-- Start of ENTRIES SUPPLIED --
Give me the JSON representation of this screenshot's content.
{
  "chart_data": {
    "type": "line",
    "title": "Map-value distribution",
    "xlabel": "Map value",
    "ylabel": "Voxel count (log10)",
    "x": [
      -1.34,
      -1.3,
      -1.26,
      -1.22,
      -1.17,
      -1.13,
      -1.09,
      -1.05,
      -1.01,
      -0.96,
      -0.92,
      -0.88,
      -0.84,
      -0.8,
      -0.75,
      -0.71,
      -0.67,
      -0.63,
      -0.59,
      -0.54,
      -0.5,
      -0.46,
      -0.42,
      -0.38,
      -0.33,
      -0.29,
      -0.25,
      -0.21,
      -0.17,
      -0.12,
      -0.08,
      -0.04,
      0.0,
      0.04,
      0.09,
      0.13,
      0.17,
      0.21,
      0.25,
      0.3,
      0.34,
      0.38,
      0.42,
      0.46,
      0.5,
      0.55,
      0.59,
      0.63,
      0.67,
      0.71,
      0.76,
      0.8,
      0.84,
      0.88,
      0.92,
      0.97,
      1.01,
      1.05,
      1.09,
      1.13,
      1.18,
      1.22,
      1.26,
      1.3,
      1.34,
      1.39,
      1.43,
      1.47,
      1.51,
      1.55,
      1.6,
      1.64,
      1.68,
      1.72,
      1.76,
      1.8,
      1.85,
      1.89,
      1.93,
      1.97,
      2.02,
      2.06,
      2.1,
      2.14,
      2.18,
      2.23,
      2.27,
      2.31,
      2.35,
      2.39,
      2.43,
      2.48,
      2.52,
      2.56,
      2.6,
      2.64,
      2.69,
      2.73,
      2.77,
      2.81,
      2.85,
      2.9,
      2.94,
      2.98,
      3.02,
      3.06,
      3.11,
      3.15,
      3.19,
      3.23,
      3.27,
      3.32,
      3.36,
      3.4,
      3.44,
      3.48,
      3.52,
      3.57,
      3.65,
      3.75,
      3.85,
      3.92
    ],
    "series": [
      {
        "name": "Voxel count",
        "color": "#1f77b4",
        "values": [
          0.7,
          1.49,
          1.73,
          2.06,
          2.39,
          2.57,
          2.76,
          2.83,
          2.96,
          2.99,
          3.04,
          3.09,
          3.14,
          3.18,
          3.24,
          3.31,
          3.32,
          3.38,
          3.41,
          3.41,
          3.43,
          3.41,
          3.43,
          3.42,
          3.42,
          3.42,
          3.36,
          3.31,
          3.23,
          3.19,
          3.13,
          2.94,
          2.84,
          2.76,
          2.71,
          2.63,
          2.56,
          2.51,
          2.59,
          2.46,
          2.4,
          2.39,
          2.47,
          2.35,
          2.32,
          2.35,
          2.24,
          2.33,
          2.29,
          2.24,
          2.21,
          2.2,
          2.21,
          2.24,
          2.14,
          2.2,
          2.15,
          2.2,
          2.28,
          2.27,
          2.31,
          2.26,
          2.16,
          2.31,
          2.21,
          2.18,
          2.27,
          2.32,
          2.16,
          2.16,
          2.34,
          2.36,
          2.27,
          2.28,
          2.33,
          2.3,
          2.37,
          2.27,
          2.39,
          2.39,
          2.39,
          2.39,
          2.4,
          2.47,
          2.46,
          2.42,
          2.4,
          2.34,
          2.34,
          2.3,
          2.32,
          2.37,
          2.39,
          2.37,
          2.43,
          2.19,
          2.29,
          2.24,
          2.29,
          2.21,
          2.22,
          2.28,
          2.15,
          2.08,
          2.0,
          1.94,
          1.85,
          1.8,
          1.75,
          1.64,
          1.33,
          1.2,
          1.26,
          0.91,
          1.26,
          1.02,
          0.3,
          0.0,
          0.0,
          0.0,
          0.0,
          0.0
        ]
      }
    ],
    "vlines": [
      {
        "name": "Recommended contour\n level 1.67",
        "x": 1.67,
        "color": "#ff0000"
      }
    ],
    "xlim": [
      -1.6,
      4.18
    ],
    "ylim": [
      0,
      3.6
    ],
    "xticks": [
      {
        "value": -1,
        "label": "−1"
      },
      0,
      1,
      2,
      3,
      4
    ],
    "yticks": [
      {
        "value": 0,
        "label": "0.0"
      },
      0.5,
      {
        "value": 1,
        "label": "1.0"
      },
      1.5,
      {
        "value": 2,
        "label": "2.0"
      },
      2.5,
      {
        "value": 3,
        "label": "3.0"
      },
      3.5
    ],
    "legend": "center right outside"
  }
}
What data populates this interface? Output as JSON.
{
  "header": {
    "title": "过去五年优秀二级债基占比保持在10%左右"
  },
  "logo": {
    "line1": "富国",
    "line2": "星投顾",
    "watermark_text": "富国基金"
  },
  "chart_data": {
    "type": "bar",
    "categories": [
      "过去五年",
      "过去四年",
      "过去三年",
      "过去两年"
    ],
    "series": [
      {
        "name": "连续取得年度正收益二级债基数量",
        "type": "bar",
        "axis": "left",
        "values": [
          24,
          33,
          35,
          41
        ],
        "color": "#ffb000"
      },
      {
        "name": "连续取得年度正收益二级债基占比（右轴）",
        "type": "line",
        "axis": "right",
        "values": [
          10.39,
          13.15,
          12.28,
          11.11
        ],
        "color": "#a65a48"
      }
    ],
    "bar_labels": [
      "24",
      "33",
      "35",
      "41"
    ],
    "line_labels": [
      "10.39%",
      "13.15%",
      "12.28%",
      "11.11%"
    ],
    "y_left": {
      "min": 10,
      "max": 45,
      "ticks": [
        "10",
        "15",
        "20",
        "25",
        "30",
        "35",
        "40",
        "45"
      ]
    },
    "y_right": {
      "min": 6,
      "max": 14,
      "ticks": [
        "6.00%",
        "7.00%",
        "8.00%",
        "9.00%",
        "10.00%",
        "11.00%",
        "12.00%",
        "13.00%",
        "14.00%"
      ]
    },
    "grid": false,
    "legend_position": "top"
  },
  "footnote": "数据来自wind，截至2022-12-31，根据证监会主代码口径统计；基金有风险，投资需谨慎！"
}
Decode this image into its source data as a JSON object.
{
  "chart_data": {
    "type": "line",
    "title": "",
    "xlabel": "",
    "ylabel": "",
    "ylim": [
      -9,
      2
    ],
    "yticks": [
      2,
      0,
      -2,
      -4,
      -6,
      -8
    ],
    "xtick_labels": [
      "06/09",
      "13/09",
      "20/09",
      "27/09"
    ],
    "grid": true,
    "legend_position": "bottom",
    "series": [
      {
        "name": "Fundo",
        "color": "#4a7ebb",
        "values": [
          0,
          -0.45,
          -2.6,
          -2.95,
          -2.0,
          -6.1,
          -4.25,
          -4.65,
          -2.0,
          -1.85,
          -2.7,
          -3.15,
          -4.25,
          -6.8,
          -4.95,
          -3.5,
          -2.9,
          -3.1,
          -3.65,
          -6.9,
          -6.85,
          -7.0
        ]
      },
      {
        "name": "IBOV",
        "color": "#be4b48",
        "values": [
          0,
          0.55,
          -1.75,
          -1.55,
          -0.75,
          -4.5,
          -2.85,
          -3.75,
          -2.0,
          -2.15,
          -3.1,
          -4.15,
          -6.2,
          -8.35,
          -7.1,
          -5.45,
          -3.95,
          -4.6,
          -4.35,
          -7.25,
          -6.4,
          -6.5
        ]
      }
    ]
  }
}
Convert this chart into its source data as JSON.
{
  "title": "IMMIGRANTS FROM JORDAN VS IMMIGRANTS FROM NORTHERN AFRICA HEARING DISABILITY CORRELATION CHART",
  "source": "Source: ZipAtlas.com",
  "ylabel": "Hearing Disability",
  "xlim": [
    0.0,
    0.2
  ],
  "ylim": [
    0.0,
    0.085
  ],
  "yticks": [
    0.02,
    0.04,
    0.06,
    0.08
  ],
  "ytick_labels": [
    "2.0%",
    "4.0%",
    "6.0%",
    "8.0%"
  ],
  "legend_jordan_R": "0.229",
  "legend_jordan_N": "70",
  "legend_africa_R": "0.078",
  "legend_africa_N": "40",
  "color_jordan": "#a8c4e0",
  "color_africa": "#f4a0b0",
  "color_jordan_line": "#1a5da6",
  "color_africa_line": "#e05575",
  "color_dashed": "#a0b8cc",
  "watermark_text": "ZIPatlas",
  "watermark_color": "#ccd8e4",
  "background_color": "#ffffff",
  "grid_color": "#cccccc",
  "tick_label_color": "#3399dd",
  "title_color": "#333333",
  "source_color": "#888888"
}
-- End of ENTRIES SUPPLIED --
• **WRITTEN REQUEST**
List each line of the entries that holds the string "ylabel".

• **COMPLETE OUTPUT**
    "ylabel": "Voxel count (log10)",
    "ylabel": "",
  "ylabel": "Hearing Disability",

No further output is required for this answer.